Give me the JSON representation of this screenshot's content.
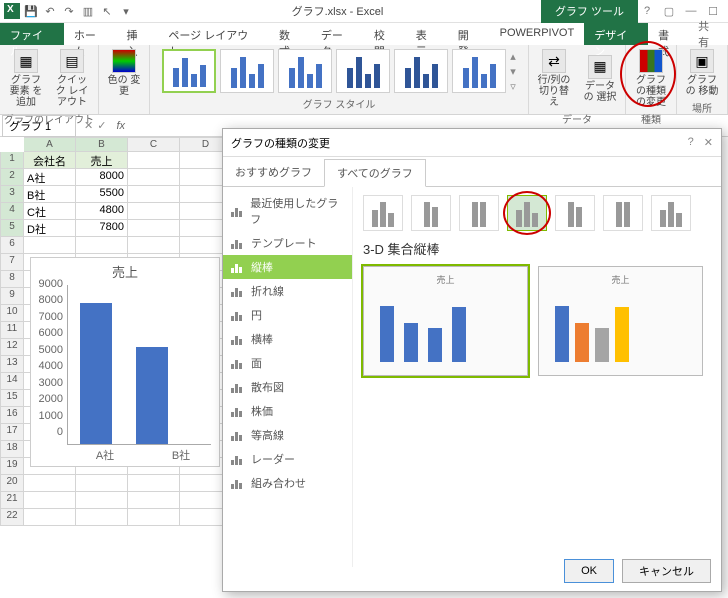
{
  "app": {
    "title": "グラフ.xlsx - Excel",
    "tool_title": "グラフ ツール"
  },
  "tabs": {
    "file": "ファイル",
    "home": "ホーム",
    "insert": "挿入",
    "pagelayout": "ページ レイアウト",
    "formulas": "数式",
    "data": "データ",
    "review": "校閲",
    "view": "表示",
    "dev": "開発",
    "powerpivot": "POWERPIVOT",
    "design": "デザイン",
    "format": "書式",
    "share": "共有"
  },
  "ribbon": {
    "add_element": "グラフ要素\nを追加",
    "quick_layout": "クイック\nレイアウト",
    "change_colors": "色の\n変更",
    "switch_rowcol": "行/列の\n切り替え",
    "select_data": "データの\n選択",
    "change_type": "グラフの種類\nの変更",
    "move_chart": "グラフの\n移動",
    "g_layout": "グラフのレイアウト",
    "g_styles": "グラフ スタイル",
    "g_data": "データ",
    "g_type": "種類",
    "g_loc": "場所"
  },
  "namebox": "グラフ 1",
  "sheet": {
    "cols": [
      "A",
      "B",
      "C",
      "D"
    ],
    "h_company": "会社名",
    "h_sales": "売上",
    "rows": [
      {
        "c": "A社",
        "v": "8000"
      },
      {
        "c": "B社",
        "v": "5500"
      },
      {
        "c": "C社",
        "v": "4800"
      },
      {
        "c": "D社",
        "v": "7800"
      }
    ]
  },
  "embedded_chart": {
    "title": "売上",
    "cats": [
      "A社",
      "B社"
    ],
    "yticks": [
      "9000",
      "8000",
      "7000",
      "6000",
      "5000",
      "4000",
      "3000",
      "2000",
      "1000",
      "0"
    ]
  },
  "dialog": {
    "title": "グラフの種類の変更",
    "tab_rec": "おすすめグラフ",
    "tab_all": "すべてのグラフ",
    "cats": [
      "最近使用したグラフ",
      "テンプレート",
      "縦棒",
      "折れ線",
      "円",
      "横棒",
      "面",
      "散布図",
      "株価",
      "等高線",
      "レーダー",
      "組み合わせ"
    ],
    "subhead": "3-D 集合縦棒",
    "preview_title": "売上",
    "ok": "OK",
    "cancel": "キャンセル"
  },
  "chart_data": {
    "type": "bar",
    "title": "売上",
    "categories": [
      "A社",
      "B社",
      "C社",
      "D社"
    ],
    "values": [
      8000,
      5500,
      4800,
      7800
    ],
    "ylim": [
      0,
      9000
    ],
    "xlabel": "",
    "ylabel": ""
  }
}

* * * *

**What is asked**
Without the pictures, restate all the entries above exactly.

**Full solution**
Give me the JSON representation of this screenshot's content.
{
  "app": {
    "title": "グラフ.xlsx - Excel",
    "tool_title": "グラフ ツール"
  },
  "tabs": {
    "file": "ファイル",
    "home": "ホーム",
    "insert": "挿入",
    "pagelayout": "ページ レイアウト",
    "formulas": "数式",
    "data": "データ",
    "review": "校閲",
    "view": "表示",
    "dev": "開発",
    "powerpivot": "POWERPIVOT",
    "design": "デザイン",
    "format": "書式",
    "share": "共有"
  },
  "ribbon": {
    "add_element": "グラフ要素\nを追加",
    "quick_layout": "クイック\nレイアウト",
    "change_colors": "色の\n変更",
    "switch_rowcol": "行/列の\n切り替え",
    "select_data": "データの\n選択",
    "change_type": "グラフの種類\nの変更",
    "move_chart": "グラフの\n移動",
    "g_layout": "グラフのレイアウト",
    "g_styles": "グラフ スタイル",
    "g_data": "データ",
    "g_type": "種類",
    "g_loc": "場所"
  },
  "namebox": "グラフ 1",
  "sheet": {
    "cols": [
      "A",
      "B",
      "C",
      "D"
    ],
    "h_company": "会社名",
    "h_sales": "売上",
    "rows": [
      {
        "c": "A社",
        "v": "8000"
      },
      {
        "c": "B社",
        "v": "5500"
      },
      {
        "c": "C社",
        "v": "4800"
      },
      {
        "c": "D社",
        "v": "7800"
      }
    ]
  },
  "embedded_chart": {
    "title": "売上",
    "cats": [
      "A社",
      "B社"
    ],
    "yticks": [
      "9000",
      "8000",
      "7000",
      "6000",
      "5000",
      "4000",
      "3000",
      "2000",
      "1000",
      "0"
    ]
  },
  "dialog": {
    "title": "グラフの種類の変更",
    "tab_rec": "おすすめグラフ",
    "tab_all": "すべてのグラフ",
    "cats": [
      "最近使用したグラフ",
      "テンプレート",
      "縦棒",
      "折れ線",
      "円",
      "横棒",
      "面",
      "散布図",
      "株価",
      "等高線",
      "レーダー",
      "組み合わせ"
    ],
    "subhead": "3-D 集合縦棒",
    "preview_title": "売上",
    "ok": "OK",
    "cancel": "キャンセル"
  },
  "chart_data": {
    "type": "bar",
    "title": "売上",
    "categories": [
      "A社",
      "B社",
      "C社",
      "D社"
    ],
    "values": [
      8000,
      5500,
      4800,
      7800
    ],
    "ylim": [
      0,
      9000
    ],
    "xlabel": "",
    "ylabel": ""
  }
}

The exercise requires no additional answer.